**What the task asks**.
Could you write out the records below exactly as they appear, leaving out any pictures?
* * * * * * *
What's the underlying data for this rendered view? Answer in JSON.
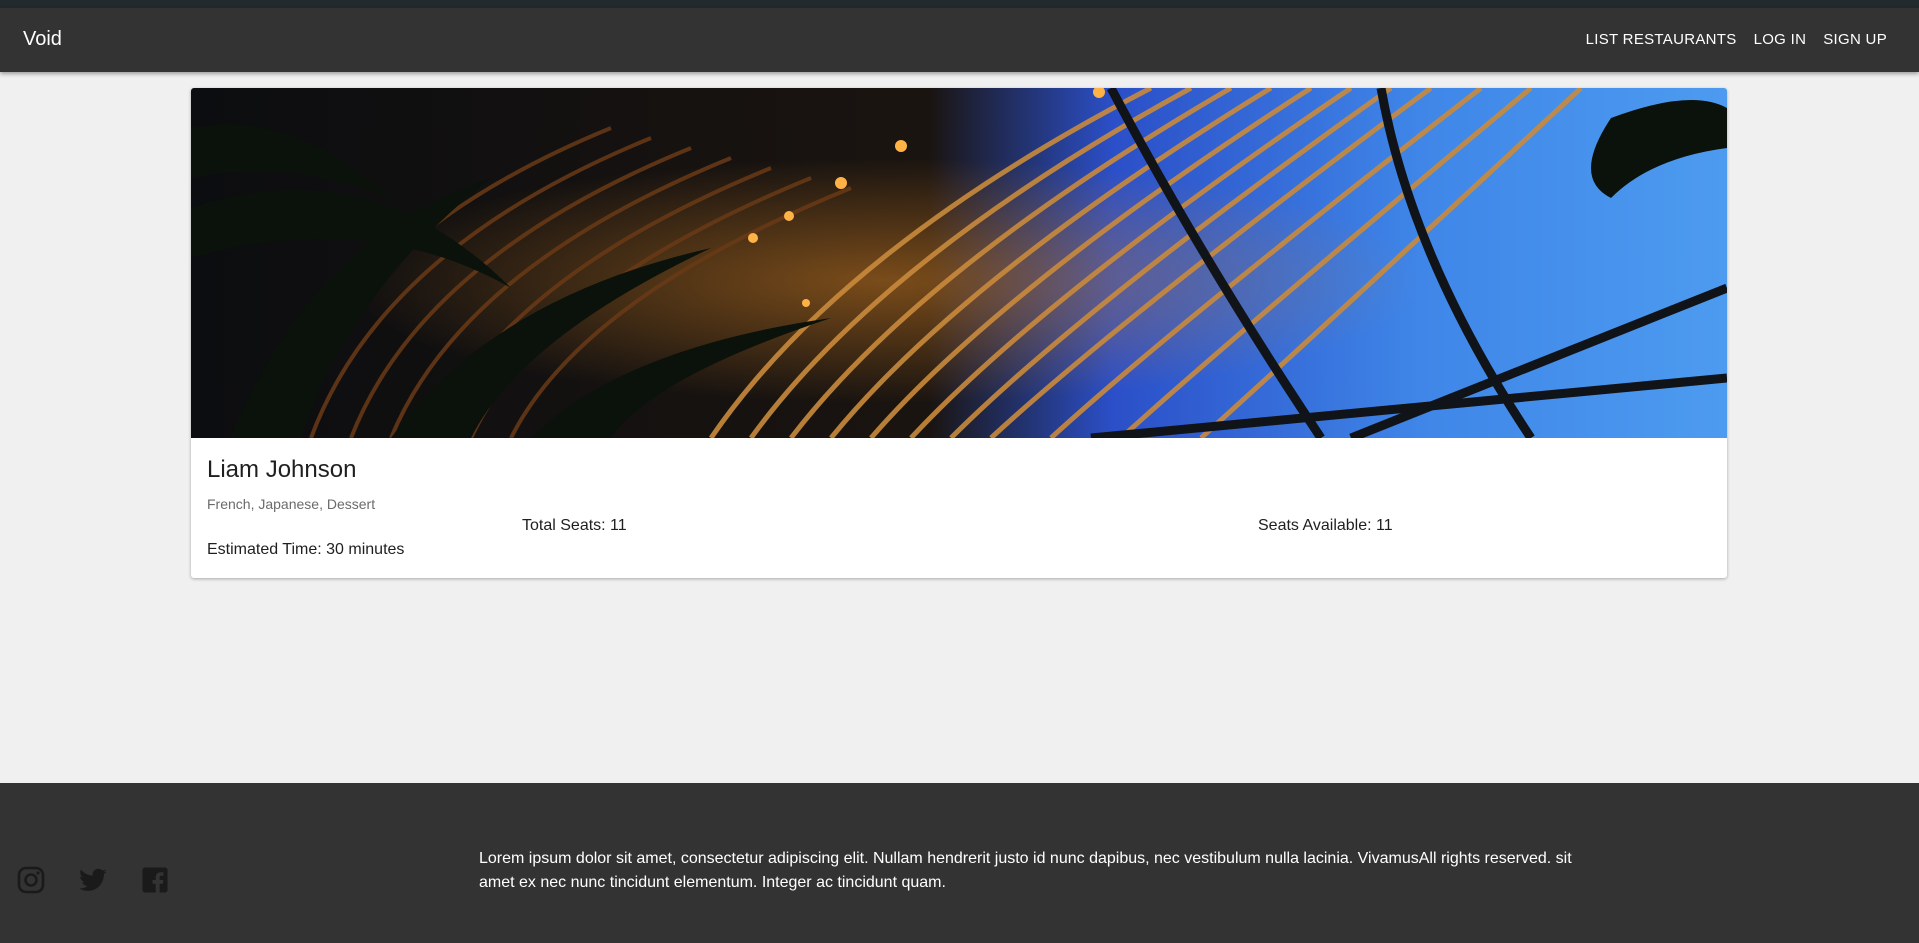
{
  "header": {
    "brand": "Void",
    "nav": [
      {
        "label": "LIST RESTAURANTS"
      },
      {
        "label": "LOG IN"
      },
      {
        "label": "SIGN UP"
      }
    ]
  },
  "restaurant": {
    "name": "Liam Johnson",
    "cuisines": "French, Japanese, Dessert",
    "total_seats": "Total Seats: 11",
    "seats_available": "Seats Available: 11",
    "estimated_time": "Estimated Time: 30 minutes"
  },
  "footer": {
    "text": "Lorem ipsum dolor sit amet, consectetur adipiscing elit. Nullam hendrerit justo id nunc dapibus, nec vestibulum nulla lacinia. VivamusAll rights reserved. sit amet ex nec nunc tincidunt elementum. Integer ac tincidunt quam.",
    "social_icons": [
      "instagram-icon",
      "twitter-icon",
      "facebook-icon"
    ]
  },
  "colors": {
    "appbar": "#333333",
    "page_background": "#f0f0f0",
    "footer": "#333333",
    "icon": "#1a1a1a"
  }
}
* * * * * * *
**Finished answer**.
What's the underlying data for this rendered view? Answer in JSON.
{
  "header": {
    "brand": "Void",
    "nav": [
      {
        "label": "LIST RESTAURANTS"
      },
      {
        "label": "LOG IN"
      },
      {
        "label": "SIGN UP"
      }
    ]
  },
  "restaurant": {
    "name": "Liam Johnson",
    "cuisines": "French, Japanese, Dessert",
    "total_seats": "Total Seats: 11",
    "seats_available": "Seats Available: 11",
    "estimated_time": "Estimated Time: 30 minutes"
  },
  "footer": {
    "text": "Lorem ipsum dolor sit amet, consectetur adipiscing elit. Nullam hendrerit justo id nunc dapibus, nec vestibulum nulla lacinia. VivamusAll rights reserved. sit amet ex nec nunc tincidunt elementum. Integer ac tincidunt quam.",
    "social_icons": [
      "instagram-icon",
      "twitter-icon",
      "facebook-icon"
    ]
  },
  "colors": {
    "appbar": "#333333",
    "page_background": "#f0f0f0",
    "footer": "#333333",
    "icon": "#1a1a1a"
  }
}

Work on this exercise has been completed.